2021 Men's Junior Pan American Championship

Tournament details
- Host country: Chile
- City: Santiago
- Dates: 21–28 August
- Teams: 7 (from 1 confederation)
- Venue: Prince of Wales Country Club

Final positions
- Champions: Chile (1st title)
- Runner-up: Argentina
- Third place: United States

Tournament statistics
- Matches played: 15
- Goals scored: 69 (4.6 per match)
- Top scorer: Andrés Pizarro (7 goals)
- Best player: Teague Marcano

= 2021 Men's Junior Pan American Championship =

12th edition of the Men's Pan American Junior Championship hockey competition

The 2021 Men's Junior Pan American Championship was the 12th edition of the Men's Pan American Junior Championship, the men's international under-21 field hockey championship of the Americas organized by the Pan American Hockey Federation.

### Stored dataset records

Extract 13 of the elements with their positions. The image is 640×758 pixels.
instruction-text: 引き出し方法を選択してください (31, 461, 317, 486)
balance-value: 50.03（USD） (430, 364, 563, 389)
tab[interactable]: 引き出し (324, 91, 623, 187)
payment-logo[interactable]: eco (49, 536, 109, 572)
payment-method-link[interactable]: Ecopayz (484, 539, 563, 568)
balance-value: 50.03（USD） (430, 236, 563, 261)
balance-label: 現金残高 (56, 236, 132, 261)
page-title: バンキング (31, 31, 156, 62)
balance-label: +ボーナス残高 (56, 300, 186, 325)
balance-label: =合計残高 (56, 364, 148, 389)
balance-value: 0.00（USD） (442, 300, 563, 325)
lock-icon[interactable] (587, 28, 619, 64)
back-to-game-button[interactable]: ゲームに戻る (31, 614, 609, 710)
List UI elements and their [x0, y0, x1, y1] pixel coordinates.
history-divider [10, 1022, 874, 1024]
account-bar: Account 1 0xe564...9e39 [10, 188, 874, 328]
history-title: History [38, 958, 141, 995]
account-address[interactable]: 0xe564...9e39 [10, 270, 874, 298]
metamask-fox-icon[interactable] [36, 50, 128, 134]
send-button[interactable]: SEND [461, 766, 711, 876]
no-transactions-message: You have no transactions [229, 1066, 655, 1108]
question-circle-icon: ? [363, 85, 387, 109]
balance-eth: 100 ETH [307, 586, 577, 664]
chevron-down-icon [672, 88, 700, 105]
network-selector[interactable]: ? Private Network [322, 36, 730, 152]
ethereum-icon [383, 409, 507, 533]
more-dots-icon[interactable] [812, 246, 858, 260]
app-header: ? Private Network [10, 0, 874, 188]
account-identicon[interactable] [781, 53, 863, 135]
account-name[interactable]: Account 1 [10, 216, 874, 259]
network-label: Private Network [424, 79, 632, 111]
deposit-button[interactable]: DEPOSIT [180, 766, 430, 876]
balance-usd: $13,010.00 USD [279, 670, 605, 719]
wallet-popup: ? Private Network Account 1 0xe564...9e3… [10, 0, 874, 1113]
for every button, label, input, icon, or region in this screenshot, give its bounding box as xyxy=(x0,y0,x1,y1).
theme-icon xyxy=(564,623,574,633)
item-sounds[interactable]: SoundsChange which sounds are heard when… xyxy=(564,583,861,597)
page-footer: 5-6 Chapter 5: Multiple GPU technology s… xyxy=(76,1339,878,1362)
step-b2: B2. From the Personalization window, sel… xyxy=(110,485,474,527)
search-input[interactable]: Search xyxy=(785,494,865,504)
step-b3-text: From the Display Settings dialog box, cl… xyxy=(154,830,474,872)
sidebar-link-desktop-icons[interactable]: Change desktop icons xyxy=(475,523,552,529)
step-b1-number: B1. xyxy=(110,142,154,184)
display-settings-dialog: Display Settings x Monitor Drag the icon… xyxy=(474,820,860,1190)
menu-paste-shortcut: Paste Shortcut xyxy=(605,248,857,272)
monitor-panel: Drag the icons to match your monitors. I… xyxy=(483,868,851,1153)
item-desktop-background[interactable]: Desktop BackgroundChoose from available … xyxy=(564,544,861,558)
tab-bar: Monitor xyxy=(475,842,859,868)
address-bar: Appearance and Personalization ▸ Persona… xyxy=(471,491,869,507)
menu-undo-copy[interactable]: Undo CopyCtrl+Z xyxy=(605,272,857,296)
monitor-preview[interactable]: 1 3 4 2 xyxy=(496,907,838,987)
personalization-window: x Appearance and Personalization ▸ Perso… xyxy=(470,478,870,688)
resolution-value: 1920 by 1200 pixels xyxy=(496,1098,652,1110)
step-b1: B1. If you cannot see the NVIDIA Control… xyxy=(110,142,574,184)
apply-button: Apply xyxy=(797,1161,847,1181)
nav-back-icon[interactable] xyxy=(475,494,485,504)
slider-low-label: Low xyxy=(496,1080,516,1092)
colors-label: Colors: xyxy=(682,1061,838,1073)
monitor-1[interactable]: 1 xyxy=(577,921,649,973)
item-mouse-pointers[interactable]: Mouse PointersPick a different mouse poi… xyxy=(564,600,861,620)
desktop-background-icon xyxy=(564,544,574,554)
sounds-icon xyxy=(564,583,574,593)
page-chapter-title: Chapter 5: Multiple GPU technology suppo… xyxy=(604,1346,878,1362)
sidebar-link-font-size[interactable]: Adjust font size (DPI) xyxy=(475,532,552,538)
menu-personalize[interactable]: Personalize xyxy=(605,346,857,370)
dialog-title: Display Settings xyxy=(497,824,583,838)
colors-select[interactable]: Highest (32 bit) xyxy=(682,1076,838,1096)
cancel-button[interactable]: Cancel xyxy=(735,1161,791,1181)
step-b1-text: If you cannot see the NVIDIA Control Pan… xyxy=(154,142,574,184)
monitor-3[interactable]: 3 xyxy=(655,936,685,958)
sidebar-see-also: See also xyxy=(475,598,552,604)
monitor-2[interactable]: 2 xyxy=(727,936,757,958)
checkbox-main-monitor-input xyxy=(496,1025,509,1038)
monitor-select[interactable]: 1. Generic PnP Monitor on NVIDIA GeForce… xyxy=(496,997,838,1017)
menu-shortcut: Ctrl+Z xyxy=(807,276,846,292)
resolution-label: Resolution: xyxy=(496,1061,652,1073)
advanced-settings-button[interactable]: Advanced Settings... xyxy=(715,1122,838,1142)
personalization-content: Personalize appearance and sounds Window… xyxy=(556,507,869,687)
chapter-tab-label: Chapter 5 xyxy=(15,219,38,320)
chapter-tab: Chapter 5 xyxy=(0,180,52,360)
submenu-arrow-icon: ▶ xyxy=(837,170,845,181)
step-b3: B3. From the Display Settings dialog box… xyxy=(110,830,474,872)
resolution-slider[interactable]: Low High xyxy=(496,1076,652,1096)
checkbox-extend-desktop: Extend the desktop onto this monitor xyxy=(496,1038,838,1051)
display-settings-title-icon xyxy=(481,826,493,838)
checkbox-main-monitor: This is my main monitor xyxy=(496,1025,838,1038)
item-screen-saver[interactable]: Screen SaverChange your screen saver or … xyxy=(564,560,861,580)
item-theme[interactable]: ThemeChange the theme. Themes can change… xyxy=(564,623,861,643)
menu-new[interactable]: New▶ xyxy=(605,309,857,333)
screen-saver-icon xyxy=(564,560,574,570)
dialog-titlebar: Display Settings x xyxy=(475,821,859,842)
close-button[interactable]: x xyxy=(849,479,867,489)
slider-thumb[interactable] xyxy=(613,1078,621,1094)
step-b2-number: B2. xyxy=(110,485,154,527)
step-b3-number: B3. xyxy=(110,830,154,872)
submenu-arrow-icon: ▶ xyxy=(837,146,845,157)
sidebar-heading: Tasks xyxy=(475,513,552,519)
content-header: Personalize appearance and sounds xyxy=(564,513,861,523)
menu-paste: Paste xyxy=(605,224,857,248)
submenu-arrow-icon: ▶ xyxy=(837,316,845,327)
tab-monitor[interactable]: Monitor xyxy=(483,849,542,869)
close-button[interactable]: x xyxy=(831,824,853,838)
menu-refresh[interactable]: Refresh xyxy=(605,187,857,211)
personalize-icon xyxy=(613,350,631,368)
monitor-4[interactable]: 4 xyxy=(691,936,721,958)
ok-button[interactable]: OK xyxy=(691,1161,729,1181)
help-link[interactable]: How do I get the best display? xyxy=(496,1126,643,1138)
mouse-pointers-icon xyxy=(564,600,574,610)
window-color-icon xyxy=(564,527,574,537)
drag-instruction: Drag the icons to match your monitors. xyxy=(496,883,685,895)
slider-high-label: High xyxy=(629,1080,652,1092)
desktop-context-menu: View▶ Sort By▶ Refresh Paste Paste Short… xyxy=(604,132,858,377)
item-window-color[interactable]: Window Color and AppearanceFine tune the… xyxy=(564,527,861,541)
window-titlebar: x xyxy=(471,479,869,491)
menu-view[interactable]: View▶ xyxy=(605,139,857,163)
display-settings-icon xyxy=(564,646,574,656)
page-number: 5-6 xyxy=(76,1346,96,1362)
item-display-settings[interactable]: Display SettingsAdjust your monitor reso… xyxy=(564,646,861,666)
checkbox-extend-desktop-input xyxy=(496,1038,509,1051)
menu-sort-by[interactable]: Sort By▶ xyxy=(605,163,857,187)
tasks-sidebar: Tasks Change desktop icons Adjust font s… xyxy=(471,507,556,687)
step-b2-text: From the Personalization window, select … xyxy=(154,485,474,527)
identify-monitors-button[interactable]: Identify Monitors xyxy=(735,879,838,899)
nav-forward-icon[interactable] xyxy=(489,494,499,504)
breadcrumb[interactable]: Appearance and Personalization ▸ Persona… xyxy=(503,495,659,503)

### Tasks to perform
• A. Answer these questions using the hockey championship text.
(i) At which venue was the tournament held?
(ii) Who was the top scorer, and how many goals did he score?
(iii) Which body organizes the championship?
• B. For each statement, say whether the hockey championship text supports it, answering yes or no and quoting the words that decide it.
(i) Argentina won the tournament.
(ii) Fifteen matches were played.
(iii) The championship is for players under 21.
• C. Carry on writing the text about the 2021 Men's Junior Pan American Championship from the point where it stops.
These records were taken from a separate source.

### Replies
• A.
(i) Prince of Wales Country Club
(ii) Andrés Pizarro, with 7 goals
(iii) The Pan American Hockey Federation

• B.
(i) No: "Champions: Chile (1st title)"
(ii) Yes: "Matches played: 15"
(iii) Yes: "the men's international under-21 field hockey championship of the Americas"

• C.
The tournament was held alongside the women's tournament at the Prince of Wales Country Club in Santiago, Chile and was originally scheduled to take place from 30 November to 13 December 2020. On 29 May 2020 the Pan American Hockey Federation announced that the tournament was rescheduled and would take place from 12 to 25 April 2021. Later on 15 January, it was announced that the competition would take place from 21 to 28 August 2021.

Argentina were the defending champions, winning the 2016 edition. This tournament served as the Pan American qualifier for the 2021 FIH Junior World Cup, with the finalists qualifying.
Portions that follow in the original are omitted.